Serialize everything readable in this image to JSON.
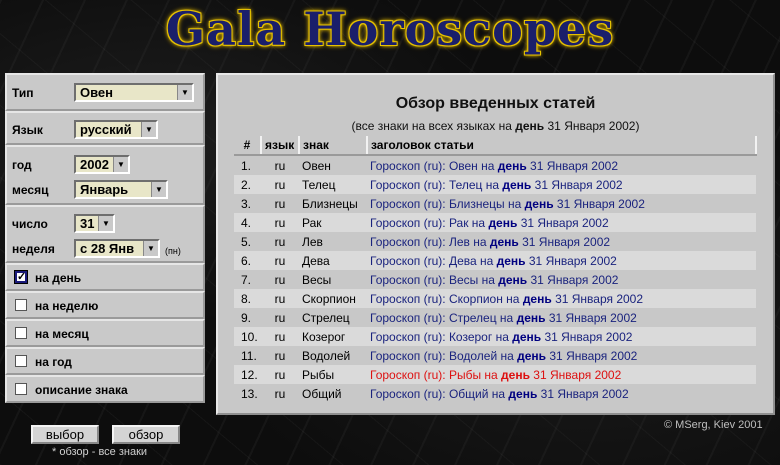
{
  "logo": "Gala Horoscopes",
  "form": {
    "type_label": "Тип",
    "type_value": "Овен",
    "lang_label": "Язык",
    "lang_value": "русский",
    "year_label": "год",
    "year_value": "2002",
    "month_label": "месяц",
    "month_value": "Январь",
    "day_label": "число",
    "day_value": "31",
    "week_label": "неделя",
    "week_value": "с 28 Янв",
    "week_note": "(пн)"
  },
  "options": [
    {
      "label": "на день",
      "checked": true
    },
    {
      "label": "на неделю",
      "checked": false
    },
    {
      "label": "на месяц",
      "checked": false
    },
    {
      "label": "на год",
      "checked": false
    },
    {
      "label": "описание знака",
      "checked": false
    }
  ],
  "buttons": {
    "select": "выбор",
    "overview": "обзор"
  },
  "note": "* обзор - все знаки",
  "credit": "© MSerg, Kiev 2001",
  "main": {
    "title": "Обзор введенных статей",
    "sub_pre": "(все знаки на всех языках на ",
    "sub_bold": "день",
    "sub_post": " 31 Января 2002)",
    "headers": [
      "#",
      "язык",
      "знак",
      "заголовок статьи"
    ],
    "rows": [
      {
        "n": "1.",
        "lang": "ru",
        "sign": "Овен",
        "pre": "Гороскоп (ru): Овен на ",
        "b": "день",
        "post": " 31 Января 2002"
      },
      {
        "n": "2.",
        "lang": "ru",
        "sign": "Телец",
        "pre": "Гороскоп (ru): Телец на ",
        "b": "день",
        "post": " 31 Января 2002"
      },
      {
        "n": "3.",
        "lang": "ru",
        "sign": "Близнецы",
        "pre": "Гороскоп (ru): Близнецы на ",
        "b": "день",
        "post": " 31 Января 2002"
      },
      {
        "n": "4.",
        "lang": "ru",
        "sign": "Рак",
        "pre": "Гороскоп (ru): Рак на ",
        "b": "день",
        "post": " 31 Января 2002"
      },
      {
        "n": "5.",
        "lang": "ru",
        "sign": "Лев",
        "pre": "Гороскоп (ru): Лев на ",
        "b": "день",
        "post": " 31 Января 2002"
      },
      {
        "n": "6.",
        "lang": "ru",
        "sign": "Дева",
        "pre": "Гороскоп (ru): Дева на ",
        "b": "день",
        "post": " 31 Января 2002"
      },
      {
        "n": "7.",
        "lang": "ru",
        "sign": "Весы",
        "pre": "Гороскоп (ru): Весы на ",
        "b": "день",
        "post": " 31 Января 2002"
      },
      {
        "n": "8.",
        "lang": "ru",
        "sign": "Скорпион",
        "pre": "Гороскоп (ru): Скорпион на ",
        "b": "день",
        "post": " 31 Января 2002"
      },
      {
        "n": "9.",
        "lang": "ru",
        "sign": "Стрелец",
        "pre": "Гороскоп (ru): Стрелец на ",
        "b": "день",
        "post": " 31 Января 2002"
      },
      {
        "n": "10.",
        "lang": "ru",
        "sign": "Козерог",
        "pre": "Гороскоп (ru): Козерог на ",
        "b": "день",
        "post": " 31 Января 2002"
      },
      {
        "n": "11.",
        "lang": "ru",
        "sign": "Водолей",
        "pre": "Гороскоп (ru): Водолей на ",
        "b": "день",
        "post": " 31 Января 2002"
      },
      {
        "n": "12.",
        "lang": "ru",
        "sign": "Рыбы",
        "pre": "Гороскоп (ru): Рыбы на ",
        "b": "день",
        "post": " 31 Января 2002"
      },
      {
        "n": "13.",
        "lang": "ru",
        "sign": "Общий",
        "pre": "Гороскоп (ru): Общий на ",
        "b": "день",
        "post": " 31 Января 2002"
      }
    ],
    "highlighted_row": 11,
    "link_color": "#1a237e",
    "highlight_color": "#dd1111"
  }
}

┄┄┄┄┄┄┄┄┄┄

__Instructions to follow__.
Transcribe each line above verbatim, with the pictures left out.

__The completed task__.
Serialize everything readable in this image to JSON.
{
  "logo": "Gala Horoscopes",
  "form": {
    "type_label": "Тип",
    "type_value": "Овен",
    "lang_label": "Язык",
    "lang_value": "русский",
    "year_label": "год",
    "year_value": "2002",
    "month_label": "месяц",
    "month_value": "Январь",
    "day_label": "число",
    "day_value": "31",
    "week_label": "неделя",
    "week_value": "с 28 Янв",
    "week_note": "(пн)"
  },
  "options": [
    {
      "label": "на день",
      "checked": true
    },
    {
      "label": "на неделю",
      "checked": false
    },
    {
      "label": "на месяц",
      "checked": false
    },
    {
      "label": "на год",
      "checked": false
    },
    {
      "label": "описание знака",
      "checked": false
    }
  ],
  "buttons": {
    "select": "выбор",
    "overview": "обзор"
  },
  "note": "* обзор - все знаки",
  "credit": "© MSerg, Kiev 2001",
  "main": {
    "title": "Обзор введенных статей",
    "sub_pre": "(все знаки на всех языках на ",
    "sub_bold": "день",
    "sub_post": " 31 Января 2002)",
    "headers": [
      "#",
      "язык",
      "знак",
      "заголовок статьи"
    ],
    "rows": [
      {
        "n": "1.",
        "lang": "ru",
        "sign": "Овен",
        "pre": "Гороскоп (ru): Овен на ",
        "b": "день",
        "post": " 31 Января 2002"
      },
      {
        "n": "2.",
        "lang": "ru",
        "sign": "Телец",
        "pre": "Гороскоп (ru): Телец на ",
        "b": "день",
        "post": " 31 Января 2002"
      },
      {
        "n": "3.",
        "lang": "ru",
        "sign": "Близнецы",
        "pre": "Гороскоп (ru): Близнецы на ",
        "b": "день",
        "post": " 31 Января 2002"
      },
      {
        "n": "4.",
        "lang": "ru",
        "sign": "Рак",
        "pre": "Гороскоп (ru): Рак на ",
        "b": "день",
        "post": " 31 Января 2002"
      },
      {
        "n": "5.",
        "lang": "ru",
        "sign": "Лев",
        "pre": "Гороскоп (ru): Лев на ",
        "b": "день",
        "post": " 31 Января 2002"
      },
      {
        "n": "6.",
        "lang": "ru",
        "sign": "Дева",
        "pre": "Гороскоп (ru): Дева на ",
        "b": "день",
        "post": " 31 Января 2002"
      },
      {
        "n": "7.",
        "lang": "ru",
        "sign": "Весы",
        "pre": "Гороскоп (ru): Весы на ",
        "b": "день",
        "post": " 31 Января 2002"
      },
      {
        "n": "8.",
        "lang": "ru",
        "sign": "Скорпион",
        "pre": "Гороскоп (ru): Скорпион на ",
        "b": "день",
        "post": " 31 Января 2002"
      },
      {
        "n": "9.",
        "lang": "ru",
        "sign": "Стрелец",
        "pre": "Гороскоп (ru): Стрелец на ",
        "b": "день",
        "post": " 31 Января 2002"
      },
      {
        "n": "10.",
        "lang": "ru",
        "sign": "Козерог",
        "pre": "Гороскоп (ru): Козерог на ",
        "b": "день",
        "post": " 31 Января 2002"
      },
      {
        "n": "11.",
        "lang": "ru",
        "sign": "Водолей",
        "pre": "Гороскоп (ru): Водолей на ",
        "b": "день",
        "post": " 31 Января 2002"
      },
      {
        "n": "12.",
        "lang": "ru",
        "sign": "Рыбы",
        "pre": "Гороскоп (ru): Рыбы на ",
        "b": "день",
        "post": " 31 Января 2002"
      },
      {
        "n": "13.",
        "lang": "ru",
        "sign": "Общий",
        "pre": "Гороскоп (ru): Общий на ",
        "b": "день",
        "post": " 31 Января 2002"
      }
    ],
    "highlighted_row": 11,
    "link_color": "#1a237e",
    "highlight_color": "#dd1111"
  }
}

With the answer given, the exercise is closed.